* Goal: Determine how many lines of the material hold the string "álcool" and reply with only that number.

* Extracted entries:
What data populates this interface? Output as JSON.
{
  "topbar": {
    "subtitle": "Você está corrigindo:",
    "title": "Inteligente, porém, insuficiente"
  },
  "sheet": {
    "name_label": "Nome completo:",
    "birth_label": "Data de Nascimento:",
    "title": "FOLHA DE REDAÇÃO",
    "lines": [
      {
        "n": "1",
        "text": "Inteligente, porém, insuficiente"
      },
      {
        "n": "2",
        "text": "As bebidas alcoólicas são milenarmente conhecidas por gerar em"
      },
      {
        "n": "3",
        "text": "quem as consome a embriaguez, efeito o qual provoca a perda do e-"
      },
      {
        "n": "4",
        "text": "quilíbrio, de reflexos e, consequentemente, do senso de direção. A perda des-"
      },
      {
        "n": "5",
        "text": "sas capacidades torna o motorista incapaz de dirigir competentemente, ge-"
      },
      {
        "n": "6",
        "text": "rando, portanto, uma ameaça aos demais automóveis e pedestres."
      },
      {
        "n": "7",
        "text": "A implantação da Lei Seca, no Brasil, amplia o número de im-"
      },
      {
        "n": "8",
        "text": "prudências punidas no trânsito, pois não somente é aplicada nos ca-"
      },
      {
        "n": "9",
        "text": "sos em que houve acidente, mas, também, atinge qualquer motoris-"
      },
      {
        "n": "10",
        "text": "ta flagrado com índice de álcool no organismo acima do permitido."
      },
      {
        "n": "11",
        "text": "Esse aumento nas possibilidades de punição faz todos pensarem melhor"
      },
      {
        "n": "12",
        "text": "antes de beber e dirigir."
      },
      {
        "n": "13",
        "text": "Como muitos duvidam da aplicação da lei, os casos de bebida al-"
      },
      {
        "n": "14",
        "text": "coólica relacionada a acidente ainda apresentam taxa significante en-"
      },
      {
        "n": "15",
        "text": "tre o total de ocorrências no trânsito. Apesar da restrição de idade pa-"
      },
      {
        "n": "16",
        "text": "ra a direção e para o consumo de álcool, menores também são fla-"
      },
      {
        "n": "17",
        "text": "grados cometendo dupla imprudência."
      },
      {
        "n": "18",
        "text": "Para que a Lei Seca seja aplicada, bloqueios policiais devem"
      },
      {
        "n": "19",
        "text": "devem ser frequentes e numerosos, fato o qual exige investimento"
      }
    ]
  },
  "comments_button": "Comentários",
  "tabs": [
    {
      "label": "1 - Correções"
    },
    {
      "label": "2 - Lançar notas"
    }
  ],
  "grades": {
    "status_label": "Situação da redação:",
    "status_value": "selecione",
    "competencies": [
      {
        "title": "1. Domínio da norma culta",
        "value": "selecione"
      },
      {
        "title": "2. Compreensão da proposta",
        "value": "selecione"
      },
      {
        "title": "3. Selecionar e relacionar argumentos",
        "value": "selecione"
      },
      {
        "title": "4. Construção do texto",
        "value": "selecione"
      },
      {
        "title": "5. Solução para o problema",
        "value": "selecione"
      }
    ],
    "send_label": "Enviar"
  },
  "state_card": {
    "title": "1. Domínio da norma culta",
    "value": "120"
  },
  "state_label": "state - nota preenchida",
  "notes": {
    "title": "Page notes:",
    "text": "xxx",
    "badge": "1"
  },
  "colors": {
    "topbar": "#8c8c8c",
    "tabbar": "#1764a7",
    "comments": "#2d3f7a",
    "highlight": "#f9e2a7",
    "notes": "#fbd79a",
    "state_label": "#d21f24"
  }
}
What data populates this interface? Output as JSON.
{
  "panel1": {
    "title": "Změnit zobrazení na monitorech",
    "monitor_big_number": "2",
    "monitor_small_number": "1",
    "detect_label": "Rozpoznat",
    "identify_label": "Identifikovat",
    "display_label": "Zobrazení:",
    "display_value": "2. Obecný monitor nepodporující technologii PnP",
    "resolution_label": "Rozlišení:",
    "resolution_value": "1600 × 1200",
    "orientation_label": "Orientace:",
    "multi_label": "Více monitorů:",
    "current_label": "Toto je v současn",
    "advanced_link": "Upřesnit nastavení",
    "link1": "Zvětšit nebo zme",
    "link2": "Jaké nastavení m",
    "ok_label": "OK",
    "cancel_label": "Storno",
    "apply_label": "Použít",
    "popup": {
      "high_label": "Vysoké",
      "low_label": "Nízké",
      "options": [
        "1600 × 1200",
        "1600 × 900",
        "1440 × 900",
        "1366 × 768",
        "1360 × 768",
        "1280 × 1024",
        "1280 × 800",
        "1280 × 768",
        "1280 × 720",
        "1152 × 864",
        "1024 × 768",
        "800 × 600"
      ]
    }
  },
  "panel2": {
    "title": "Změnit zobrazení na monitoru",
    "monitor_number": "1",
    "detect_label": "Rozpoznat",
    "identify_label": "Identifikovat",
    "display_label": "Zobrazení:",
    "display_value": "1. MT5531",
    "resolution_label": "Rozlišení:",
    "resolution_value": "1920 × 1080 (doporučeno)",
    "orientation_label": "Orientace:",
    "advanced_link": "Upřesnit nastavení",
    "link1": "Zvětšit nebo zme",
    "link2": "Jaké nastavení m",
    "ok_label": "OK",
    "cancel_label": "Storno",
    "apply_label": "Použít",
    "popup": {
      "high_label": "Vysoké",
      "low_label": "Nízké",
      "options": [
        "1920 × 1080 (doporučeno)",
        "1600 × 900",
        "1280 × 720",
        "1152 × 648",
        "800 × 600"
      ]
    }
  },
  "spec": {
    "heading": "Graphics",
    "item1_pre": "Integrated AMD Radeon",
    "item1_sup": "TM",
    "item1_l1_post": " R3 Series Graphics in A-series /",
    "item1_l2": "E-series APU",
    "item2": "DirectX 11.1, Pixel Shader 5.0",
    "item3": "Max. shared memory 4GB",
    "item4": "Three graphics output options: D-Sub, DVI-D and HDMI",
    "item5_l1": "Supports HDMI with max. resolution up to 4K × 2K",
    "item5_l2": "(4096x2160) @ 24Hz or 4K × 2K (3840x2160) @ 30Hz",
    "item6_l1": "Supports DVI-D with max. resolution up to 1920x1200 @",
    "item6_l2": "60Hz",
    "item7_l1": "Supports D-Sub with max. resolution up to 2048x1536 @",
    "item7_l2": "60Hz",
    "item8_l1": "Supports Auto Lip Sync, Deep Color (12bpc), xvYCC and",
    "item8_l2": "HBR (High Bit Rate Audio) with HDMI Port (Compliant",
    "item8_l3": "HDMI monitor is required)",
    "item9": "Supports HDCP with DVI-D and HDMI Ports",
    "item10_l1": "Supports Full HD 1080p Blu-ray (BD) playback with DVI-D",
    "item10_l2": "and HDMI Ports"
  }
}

* The output: 2